Set every entry down again exactly, omitting none.

_Stored data_

□ □ □ □ □ □ □

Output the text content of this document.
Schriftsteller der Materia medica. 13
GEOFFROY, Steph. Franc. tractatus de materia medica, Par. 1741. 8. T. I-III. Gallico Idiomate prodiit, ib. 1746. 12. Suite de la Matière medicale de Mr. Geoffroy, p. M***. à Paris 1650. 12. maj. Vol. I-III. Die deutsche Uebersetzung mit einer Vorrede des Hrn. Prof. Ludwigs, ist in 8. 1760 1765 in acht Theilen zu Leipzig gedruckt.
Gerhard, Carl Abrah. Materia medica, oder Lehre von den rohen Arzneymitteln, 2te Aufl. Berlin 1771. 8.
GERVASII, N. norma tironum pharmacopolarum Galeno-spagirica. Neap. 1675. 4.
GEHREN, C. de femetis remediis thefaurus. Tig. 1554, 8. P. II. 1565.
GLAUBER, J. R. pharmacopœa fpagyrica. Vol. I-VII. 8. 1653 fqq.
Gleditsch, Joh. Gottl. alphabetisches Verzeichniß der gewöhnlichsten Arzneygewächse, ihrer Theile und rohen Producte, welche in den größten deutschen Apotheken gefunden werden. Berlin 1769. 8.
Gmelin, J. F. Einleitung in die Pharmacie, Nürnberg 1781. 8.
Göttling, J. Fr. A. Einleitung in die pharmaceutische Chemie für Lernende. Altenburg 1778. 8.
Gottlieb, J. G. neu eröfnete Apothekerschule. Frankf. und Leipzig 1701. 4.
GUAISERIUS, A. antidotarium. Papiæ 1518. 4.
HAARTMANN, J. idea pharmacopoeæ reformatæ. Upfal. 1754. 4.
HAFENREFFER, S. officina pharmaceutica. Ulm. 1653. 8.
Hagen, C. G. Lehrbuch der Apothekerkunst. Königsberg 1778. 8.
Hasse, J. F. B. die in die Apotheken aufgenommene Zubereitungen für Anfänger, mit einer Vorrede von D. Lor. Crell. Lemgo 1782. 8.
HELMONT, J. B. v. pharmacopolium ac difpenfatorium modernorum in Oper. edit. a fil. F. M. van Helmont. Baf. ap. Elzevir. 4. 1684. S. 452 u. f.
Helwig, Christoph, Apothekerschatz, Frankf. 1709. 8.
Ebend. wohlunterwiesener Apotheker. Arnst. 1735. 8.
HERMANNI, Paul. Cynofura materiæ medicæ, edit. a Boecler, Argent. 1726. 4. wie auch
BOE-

□ □ □ □ □ □ □

_Completed exercise_
Output the text content of this document.
Schriftsteller der Materia medica. 13
GEOFFROY, Steph. Franc. tractatus de materia medica, Par. 1741. 8. T. I-III. Gallico Idiomate prodiit, ib. 1746. 12. Suite de la Matière medicale de Mr. Geoffroy, p. M***. à Paris 1650. 12. maj. Vol. I-III. Die deutsche Uebersetzung mit einer Vorrede des Hrn. Prof. Ludwigs, ist in 8. 1760 1765 in acht Theilen zu Leipzig gedruckt.
Gerhard, Carl Abrah. Materia medica, oder Lehre von den rohen Arzneymitteln, 2te Aufl. Berlin 1771. 8.
GERVASII, N. norma tironum pharmacopolarum Galeno-spagirica. Neap. 1675. 4.
GEHREN, C. de femetis remediis thefaurus. Tig. 1554, 8. P. II. 1565.
GLAUBER, J. R. pharmacopœa fpagyrica. Vol. I-VII. 8. 1653 fqq.
Gleditsch, Joh. Gottl. alphabetisches Verzeichniß der gewöhnlichsten Arzneygewächse, ihrer Theile und rohen Producte, welche in den größten deutschen Apotheken gefunden werden. Berlin 1769. 8.
Gmelin, J. F. Einleitung in die Pharmacie, Nürnberg 1781. 8.
Göttling, J. Fr. A. Einleitung in die pharmaceutische Chemie für Lernende. Altenburg 1778. 8.
Gottlieb, J. G. neu eröfnete Apothekerschule. Frankf. und Leipzig 1701. 4.
GUAISERIUS, A. antidotarium. Papiæ 1518. 4.
HAARTMANN, J. idea pharmacopoeæ reformatæ. Upfal. 1754. 4.
HAFENREFFER, S. officina pharmaceutica. Ulm. 1653. 8.
Hagen, C. G. Lehrbuch der Apothekerkunst. Königsberg 1778. 8.
Hasse, J. F. B. die in die Apotheken aufgenommene Zubereitungen für Anfänger, mit einer Vorrede von D. Lor. Crell. Lemgo 1782. 8.
HELMONT, J. B. v. pharmacopolium ac difpenfatorium modernorum in Oper. edit. a fil. F. M. van Helmont. Baf. ap. Elzevir. 4. 1684. S. 452 u. f.
Helwig, Christoph, Apothekerschatz, Frankf. 1709. 8.
Ebend. wohlunterwiesener Apotheker. Arnst. 1735. 8.
HERMANNI, Paul. Cynofura materiæ medicæ, edit. a Boecler, Argent. 1726. 4. wie auch
BOE-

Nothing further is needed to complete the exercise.